GIVEN TEXT:
# Optimizers
Neural network optimizers are algorithms that adjust a model's weights to minimize the loss function during training. They guide how weights are updated in response to the calculated gradients from backpropagation. 

![optimizers](https://miro.medium.com/v2/resize:fit:640/format:webp/1*XVFmo9NxLnwDr3SxzKy-rA.gif)

![optimizers_overview](https://miro.medium.com/v2/resize:fit:640/format:webp/1*SjtKOauOXFVjWRR7iCtHiA.gif)

## Gradient Descent
- Batch gradient descent
- Stochastic gradient descent
- Mini-batch gradient descent


## Momentum
* Based on stochastic gradient descent. Full name is SGD with momentum.
* Adds a fraction (momentum term) of the previous update to the current update.
* Helps escape local minima and smoothens updates.

![momentum](https://miro.medium.com/v2/resize:fit:720/format:webp/1*L5lNKxAHLPYNc6-Zs4Vscw.png))

## Adagrad
Adagrad is an optimizer with parameter-specific learning rates, which are adapted relative to how frequently a parameter gets updated during training. The more updates a parameter receives, the smaller the updates.

## RMSProp (Root Mean Square Propagation)

- Maintain a moving (discounted) average of the square of gradients
- Divide the gradient by the root of this average
- if the surface is flat --> big jump, if steep --> small jump

Suggested Default values by Hinton(developer of RMSProp):
- decay factor γ: 0.9 (keeps 90% of the previous gradient information)
- learning rate η: 0.001


## ADAM (Adaptive Moment Estimation)
ADAM optimizes neural networks by adjusting learning rates for each parameter dynamically. It combines:
- *Momentum*: Uses an exponentially moving average of past gradients (first moment estimate).
- *RMSprop*: Scales updates based on recent squared gradients (second moment estimate).

## Optimizer Comparison Table
| Optimizer  | Description | Pros  | Cons |
|------------|------------|---------|---------|
| **SGD** (Stochastic Gradient Descent) | Basic gradient descent using a small batch of data. | - Simple & efficient <br> - Good generalization | - Slow convergence <br> - High variance in updates |
| **SGD + Momentum** | SGD with an additional term to smooth updates. | - Faster than vanilla SGD <br> - Reduces oscillations | - Still needs manual learning rate tuning |
| **AdaGrad** | Adapts learning rate per parameter based on past gradients. | - Good for sparse data <br> - No manual learning rate tuning | - Learning rate decreases too much over time |
| **AdaDelta** | Improvement over AdaGrad, avoids aggressive learning rate decay. | - No need to set learning rate <br> - Works well in some cases | - Can be computationally expensive |
| **RMSprop** | Adapts learning rate based on recent squared gradients. | - Works well with non-stationary objectives <br> - Handles sparse gradients | - Learning rate decay may require tuning |
| **ADAM** (Adaptive Moment Estimation) | Combines Momentum & RMSprop for adaptive learning rates. | - Fast convergence <br> - Works well for most tasks | - Can generalize worse than SGD <br> - Higher memory usage |

ROWS:
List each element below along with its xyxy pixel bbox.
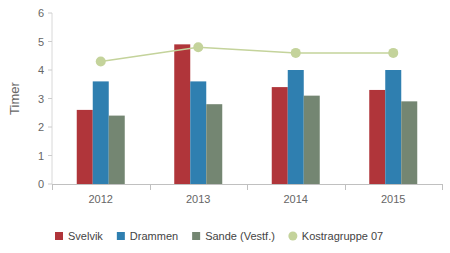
legend-symbol (55, 232, 63, 240)
x-tick-label: 2015 (381, 193, 405, 205)
legend-label: Sande (Vestf.) (205, 230, 275, 242)
y-tick (48, 98, 52, 99)
y-tick-label: 6 (38, 7, 44, 19)
y-tick-label: 5 (38, 36, 44, 48)
bar (304, 96, 320, 184)
y-axis-label: Timer (7, 81, 22, 114)
line-marker (388, 48, 398, 58)
bar (206, 104, 222, 184)
legend-symbol (192, 232, 200, 240)
legend-label: Svelvik (68, 230, 103, 242)
line (101, 47, 394, 61)
x-tick (247, 184, 248, 190)
bar (190, 81, 206, 184)
bar (369, 90, 385, 184)
bar (93, 81, 109, 184)
y-tick (48, 13, 52, 14)
bar (385, 70, 401, 184)
y-tick-label: 1 (38, 150, 44, 162)
line-marker (291, 48, 301, 58)
legend-symbol (117, 232, 125, 240)
bar (401, 101, 417, 184)
x-tick-label: 2012 (89, 193, 113, 205)
x-tick (345, 184, 346, 190)
x-tick-label: 2014 (284, 193, 308, 205)
line-marker (193, 42, 203, 52)
legend-symbol (288, 232, 297, 241)
bar (174, 44, 190, 184)
y-tick (48, 184, 52, 185)
y-tick-label: 2 (38, 121, 44, 133)
x-tick (52, 184, 53, 190)
plot-marks (77, 42, 418, 184)
y-tick (48, 70, 52, 71)
legend-label: Drammen (130, 230, 178, 242)
bar (77, 110, 93, 184)
bar (109, 116, 125, 184)
y-tick (48, 155, 52, 156)
chart: 0 1 2 3 4 5 6 Timer 2012 2013 2014 2015 Svelvik Dramm… (0, 0, 450, 253)
bar (272, 87, 288, 184)
line-marker (96, 56, 106, 66)
legend-label: Kostragruppe 07 (302, 230, 383, 242)
y-tick-label: 0 (38, 178, 44, 190)
y-tick (48, 127, 52, 128)
x-tick (442, 184, 443, 190)
y-tick-label: 4 (38, 64, 44, 76)
x-tick (150, 184, 151, 190)
bar (288, 70, 304, 184)
x-tick-label: 2013 (186, 193, 210, 205)
y-tick-label: 3 (38, 93, 44, 105)
y-tick (48, 41, 52, 42)
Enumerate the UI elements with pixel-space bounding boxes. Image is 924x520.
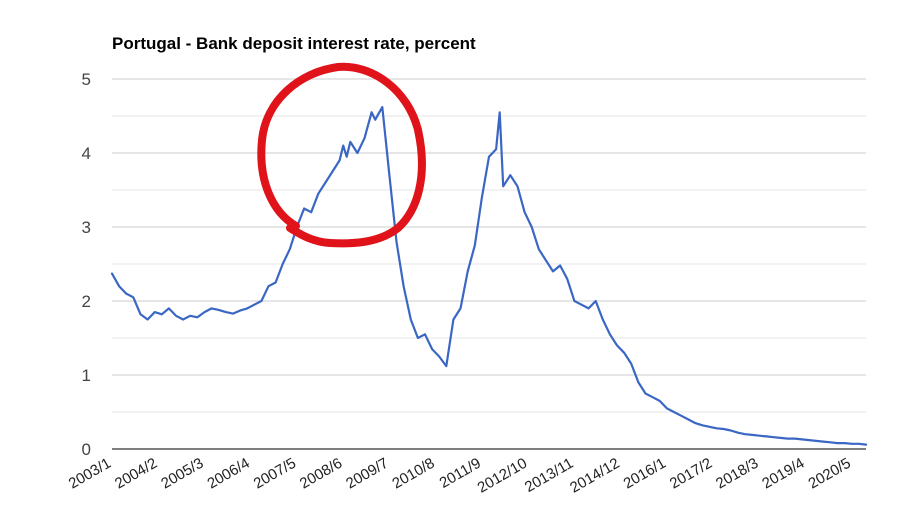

TASK SET:
• A. In the optimizers notes, turn the paragraph that begins "Adagrad is an optimizer" into a short bulleted list that keeps its main facts.
• B. Check each statement against the optimizers notes. Answer yes or no, and quote the words that decide it.
(i) The suggested default learning rate for RMSProp is 0.01.
(ii) Momentum is based on stochastic gradient descent.
(iii) AdaDelta requires a manually set learning rate.

TASK ANSWERS:
• A.
- Adagrad gives each parameter its own learning rate.
- Each rate adapts to how often that parameter is updated during training.
- The more updates a parameter receives, the smaller its updates become.

• B.
(i) No: "learning rate η: 0.001"
(ii) Yes: "Based on stochastic gradient descent."
(iii) No: "No need to set learning rate"